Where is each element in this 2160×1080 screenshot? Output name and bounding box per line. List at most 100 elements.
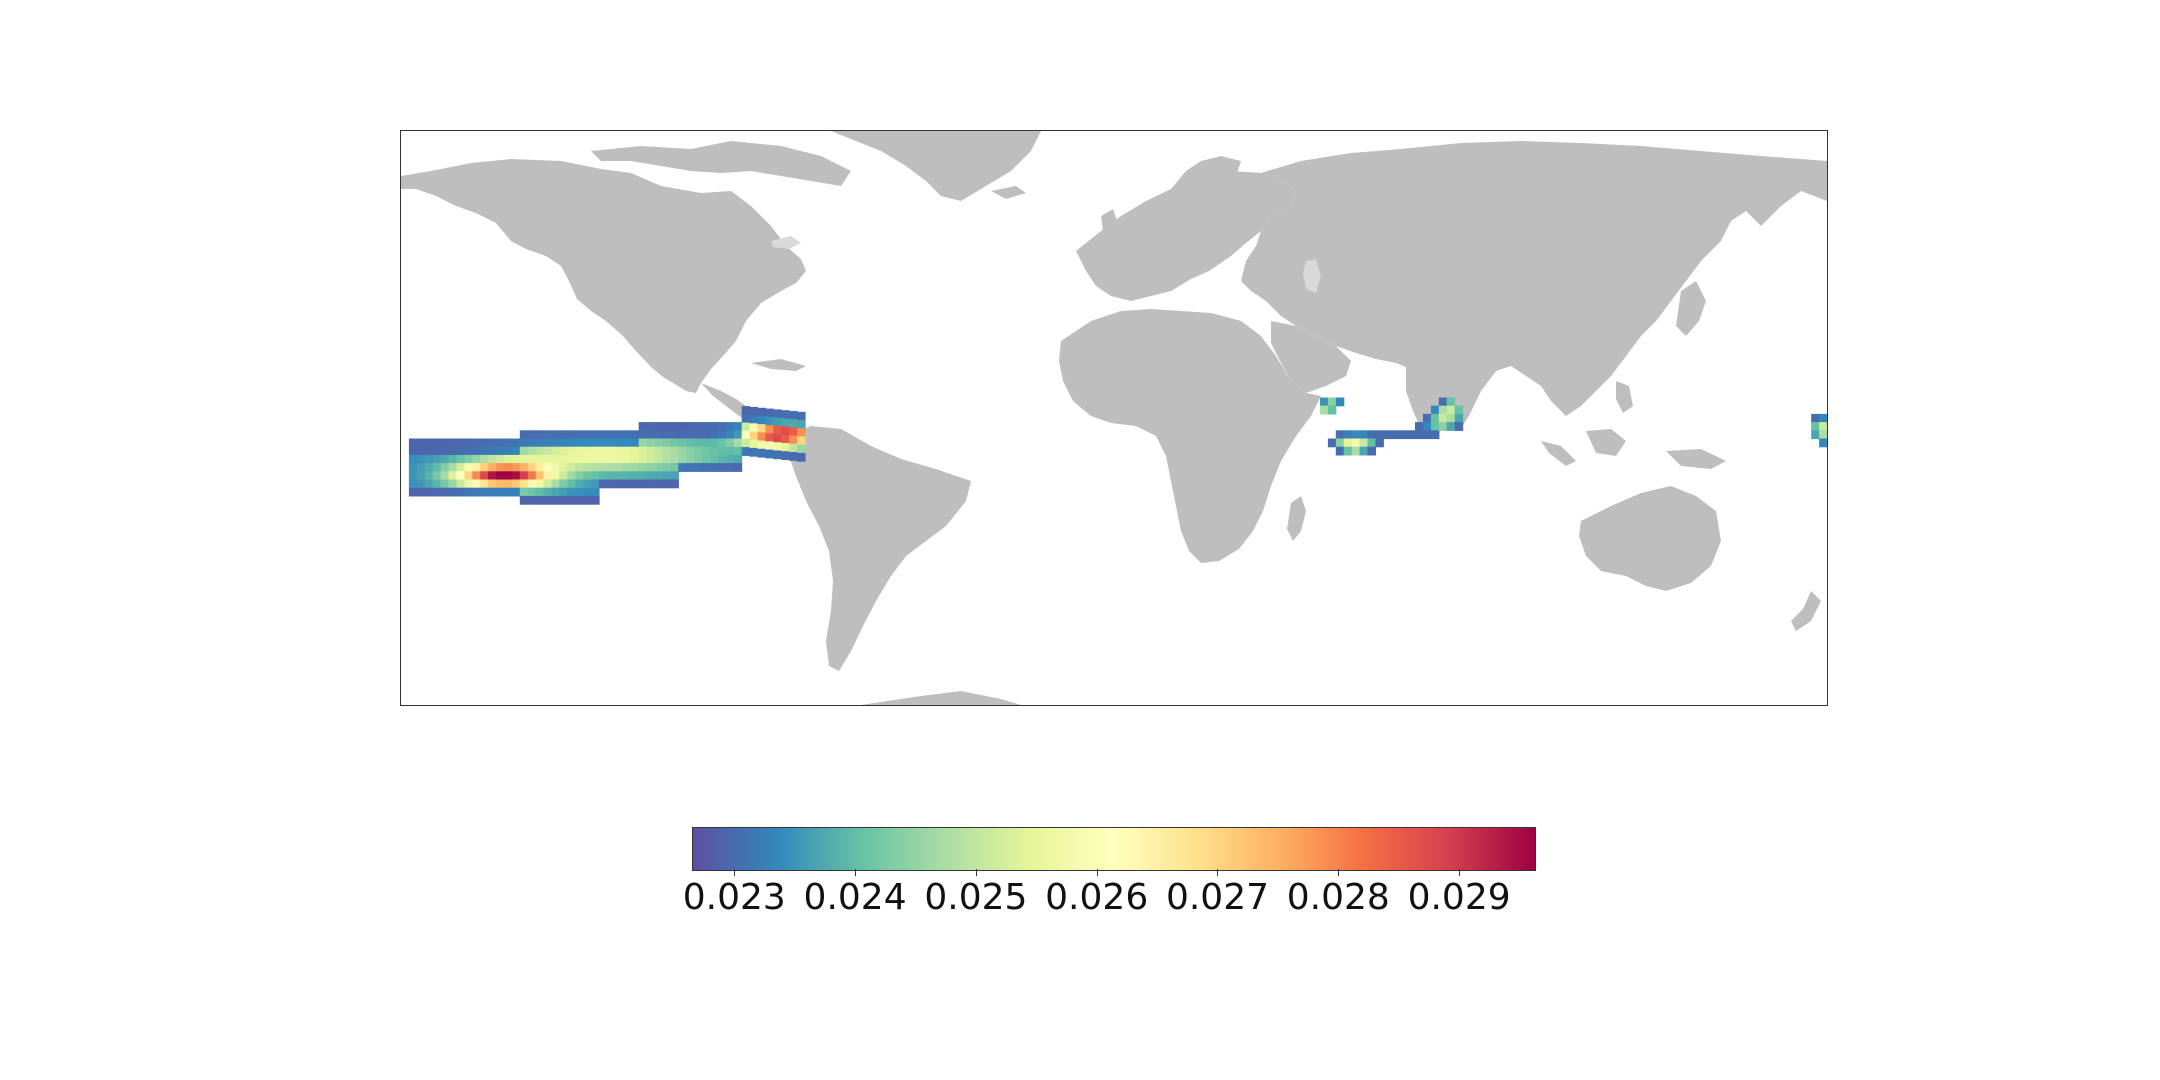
heat-cell (543, 438, 553, 448)
heat-cell (757, 448, 766, 458)
heat-cell (559, 495, 568, 505)
heat-cell (607, 454, 616, 464)
heat-cell (559, 454, 568, 464)
heat-cell (543, 463, 553, 472)
heat-cell (527, 487, 537, 497)
heat-cell (694, 422, 703, 431)
heat-cell (733, 422, 743, 431)
heat-cell (654, 430, 663, 440)
heat-cell (797, 452, 806, 462)
new-guinea (1666, 449, 1726, 469)
heat-cell (504, 471, 513, 481)
heat-cell (575, 471, 584, 481)
heat-cell (551, 487, 560, 497)
heat-cell (781, 451, 790, 460)
heat-cell (591, 446, 600, 456)
heat-cell (1375, 438, 1384, 448)
heat-cell (456, 479, 465, 489)
heat-cell (519, 463, 529, 472)
heat-cell (504, 479, 513, 489)
heat-cell (725, 430, 735, 440)
heat-cell (781, 434, 790, 444)
heat-cell (583, 463, 592, 472)
heat-cell (1359, 446, 1369, 456)
heat-cell (662, 479, 671, 489)
heat-cell (583, 479, 592, 489)
heat-cell (575, 454, 584, 464)
heat-cell (654, 463, 663, 472)
heat-cell (630, 446, 640, 456)
heat-cell (567, 446, 576, 456)
heat-cell (456, 487, 465, 497)
heat-cell (1375, 430, 1384, 440)
heat-cell (757, 415, 766, 425)
heat-cell (717, 438, 727, 448)
heat-cell (567, 495, 576, 505)
heat-cell (1415, 422, 1424, 431)
british-isles (1101, 209, 1119, 241)
heat-cell (765, 408, 774, 418)
heat-cell (1423, 413, 1432, 423)
japan (1676, 281, 1706, 336)
heat-cell (1351, 430, 1361, 440)
heat-cell (599, 454, 608, 464)
heat-cell (1367, 438, 1376, 448)
heat-cell (567, 454, 576, 464)
heat-cell (638, 471, 648, 481)
heatmap-cells (408, 397, 1827, 505)
heat-cell (638, 463, 648, 472)
heat-cell (551, 454, 560, 464)
heat-cell (496, 446, 505, 456)
heat-cell (599, 471, 608, 481)
heat-cell (662, 446, 671, 456)
heat-cell (599, 463, 608, 472)
antarctica-tip (861, 691, 1021, 705)
heat-cell (504, 446, 513, 456)
heat-cell (733, 463, 743, 472)
heat-cell (607, 430, 616, 440)
heat-cell (496, 454, 505, 464)
heat-cell (1359, 430, 1369, 440)
heat-cell (591, 471, 600, 481)
heat-cell (464, 463, 473, 472)
heat-cell (614, 471, 624, 481)
heat-cell (440, 463, 450, 472)
heat-cell (543, 454, 553, 464)
heat-cell (797, 428, 806, 438)
heat-cell (773, 409, 782, 419)
heat-cell (694, 446, 703, 456)
heat-cell (1446, 397, 1456, 407)
heat-cell (686, 438, 695, 448)
heat-cell (630, 430, 640, 440)
heat-cell (797, 420, 806, 429)
heat-cell (773, 434, 782, 443)
colorbar-tick-label: 0.025 (924, 877, 1028, 918)
heat-cell (686, 446, 695, 456)
heat-cell (472, 479, 481, 489)
heat-cell (1819, 422, 1827, 431)
heat-cell (638, 446, 648, 456)
heat-cell (694, 454, 703, 464)
heat-cell (424, 438, 434, 448)
heat-cell (432, 479, 442, 489)
heat-cell (511, 487, 521, 497)
heat-cell (1367, 446, 1376, 456)
heat-cell (678, 454, 687, 464)
heat-cell (408, 471, 418, 481)
heat-cell (1391, 430, 1400, 440)
heat-cell (1327, 438, 1337, 448)
heat-cell (472, 446, 481, 456)
heat-cell (583, 438, 592, 448)
heat-cell (416, 454, 426, 464)
heat-cell (599, 430, 608, 440)
heat-cell (519, 430, 529, 440)
heat-cell (551, 471, 560, 481)
heat-cell (504, 438, 513, 448)
heat-cell (448, 446, 457, 456)
heat-cell (472, 471, 481, 481)
heat-cell (488, 479, 497, 489)
heat-cell (1430, 422, 1440, 431)
heat-cell (519, 479, 529, 489)
heat-cell (710, 422, 719, 431)
heat-cell (765, 425, 774, 434)
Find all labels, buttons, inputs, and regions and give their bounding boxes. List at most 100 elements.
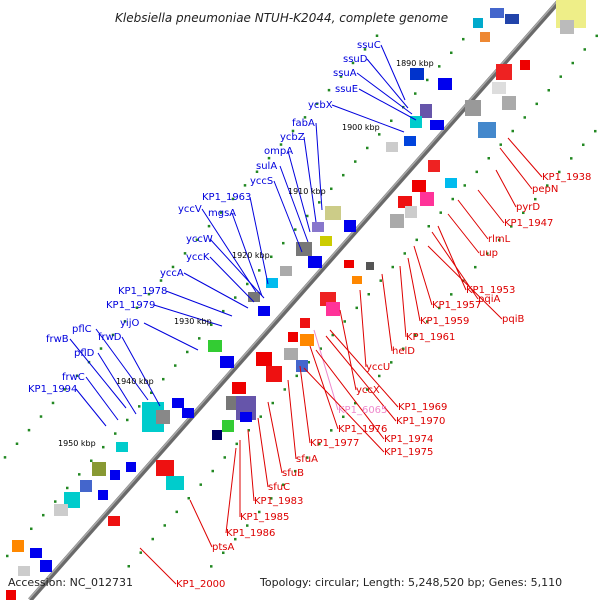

● ● ●

> What you are asked to do
Can you convert every line of the rows above into a Markdown table with two columns, No. and Line, numbering each line, skipping blank lines, and leaving the pictures out?

> Finished task
| No. | Line |
|---|---|
| 1 | Where is each element in this 2160×1080 screenshot? Output name and bounding box per line. List at most 100 elements. |
| 2 | heat-cell (543, 438, 553, 448) |
| 3 | heat-cell (757, 448, 766, 458) |
| 4 | heat-cell (559, 495, 568, 505) |
| 5 | heat-cell (607, 454, 616, 464) |
| 6 | heat-cell (559, 454, 568, 464) |
| 7 | heat-cell (543, 463, 553, 472) |
| 8 | heat-cell (527, 487, 537, 497) |
| 9 | heat-cell (694, 422, 703, 431) |
| 10 | heat-cell (733, 422, 743, 431) |
| 11 | heat-cell (654, 430, 663, 440) |
| 12 | heat-cell (797, 452, 806, 462) |
| 13 | new-guinea (1666, 449, 1726, 469) |
| 14 | heat-cell (504, 471, 513, 481) |
| 15 | heat-cell (575, 471, 584, 481) |
| 16 | heat-cell (551, 487, 560, 497) |
| 17 | heat-cell (781, 451, 790, 460) |
| 18 | heat-cell (591, 446, 600, 456) |
| 19 | heat-cell (1375, 438, 1384, 448) |
| 20 | heat-cell (456, 479, 465, 489) |
| 21 | heat-cell (519, 463, 529, 472) |
| 22 | heat-cell (504, 479, 513, 489) |
| 23 | heat-cell (725, 430, 735, 440) |
| 24 | heat-cell (781, 434, 790, 444) |
| 25 | heat-cell (583, 463, 592, 472) |
| 26 | heat-cell (1359, 446, 1369, 456) |
| 27 | heat-cell (662, 479, 671, 489) |
| 28 | heat-cell (583, 479, 592, 489) |
| 29 | heat-cell (575, 454, 584, 464) |
| 30 | heat-cell (654, 463, 663, 472) |
| 31 | heat-cell (630, 446, 640, 456) |
| 32 | heat-cell (567, 446, 576, 456) |
| 33 | heat-cell (456, 487, 465, 497) |
| 34 | heat-cell (1375, 430, 1384, 440) |
| 35 | heat-cell (757, 415, 766, 425) |
| 36 | heat-cell (717, 438, 727, 448) |
| 37 | heat-cell (567, 495, 576, 505) |
| 38 | heat-cell (1415, 422, 1424, 431) |
| 39 | british-isles (1101, 209, 1119, 241) |
| 40 | heat-cell (765, 408, 774, 418) |
| 41 | heat-cell (1423, 413, 1432, 423) |
| 42 | japan (1676, 281, 1706, 336) |
| 43 | heat-cell (1351, 430, 1361, 440) |
| 44 | heat-cell (599, 454, 608, 464) |
| 45 | heat-cell (1367, 438, 1376, 448) |
| 46 | heat-cell (567, 454, 576, 464) |
| 47 | heat-cell (638, 471, 648, 481) |
| 48 | heatmap-cells (408, 397, 1827, 505) |
| 49 | heat-cell (638, 463, 648, 472) |
| 50 | heat-cell (551, 454, 560, 464) |
| 51 | heat-cell (496, 446, 505, 456) |
| 52 | heat-cell (599, 471, 608, 481) |
| 53 | heat-cell (662, 446, 671, 456) |
| 54 | heat-cell (599, 463, 608, 472) |
| 55 | antarctica-tip (861, 691, 1021, 705) |
| 56 | heat-cell (504, 446, 513, 456) |
| 57 | heat-cell (733, 463, 743, 472) |
| 58 | heat-cell (607, 430, 616, 440) |
| 59 | heat-cell (496, 454, 505, 464) |
| 60 | heat-cell (1359, 430, 1369, 440) |
| 61 | heat-cell (591, 471, 600, 481) |
| 62 | heat-cell (464, 463, 473, 472) |
| 63 | heat-cell (614, 471, 624, 481) |
| 64 | heat-cell (440, 463, 450, 472) |
| 65 | heat-cell (543, 454, 553, 464) |
| 66 | heat-cell (797, 428, 806, 438) |
| 67 | heat-cell (773, 409, 782, 419) |
| 68 | heat-cell (694, 446, 703, 456) |
| 69 | heat-cell (1446, 397, 1456, 407) |
| 70 | heat-cell (686, 438, 695, 448) |
| 71 | heat-cell (630, 430, 640, 440) |
| 72 | heat-cell (797, 420, 806, 429) |
| 73 | heat-cell (773, 434, 782, 443) |
| 74 | colorbar-tick-label: 0.025 (924, 877, 1028, 918) |
| 75 | heat-cell (686, 446, 695, 456) |
| 76 | heat-cell (472, 479, 481, 489) |
| 77 | heat-cell (1819, 422, 1827, 431) |
| 78 | heat-cell (638, 446, 648, 456) |
| 79 | heat-cell (694, 454, 703, 464) |
| 80 | heat-cell (424, 438, 434, 448) |
| 81 | heat-cell (432, 479, 442, 489) |
| 82 | heat-cell (511, 487, 521, 497) |
| 83 | heat-cell (1367, 446, 1376, 456) |
| 84 | heat-cell (678, 454, 687, 464) |
| 85 | heat-cell (408, 471, 418, 481) |
| 86 | heat-cell (1391, 430, 1400, 440) |
| 87 | heat-cell (1327, 438, 1337, 448) |
| 88 | heat-cell (472, 446, 481, 456) |
| 89 | heat-cell (583, 438, 592, 448) |
| 90 | heat-cell (416, 454, 426, 464) |
| 91 | heat-cell (599, 430, 608, 440) |
| 92 | heat-cell (519, 430, 529, 440) |
| 93 | heat-cell (551, 471, 560, 481) |
| 94 | heat-cell (504, 438, 513, 448) |
| 95 | heat-cell (448, 446, 457, 456) |
| 96 | heat-cell (472, 471, 481, 481) |
| 97 | heat-cell (488, 479, 497, 489) |
| 98 | heat-cell (1430, 422, 1440, 431) |
| 99 | heat-cell (519, 479, 529, 489) |
| 100 | heat-cell (710, 422, 719, 431) |
| 101 | heat-cell (765, 425, 774, 434) |
| 102 | Find all labels, buttons, inputs, and regions and give their bounding boxes. List at most 100 elements. |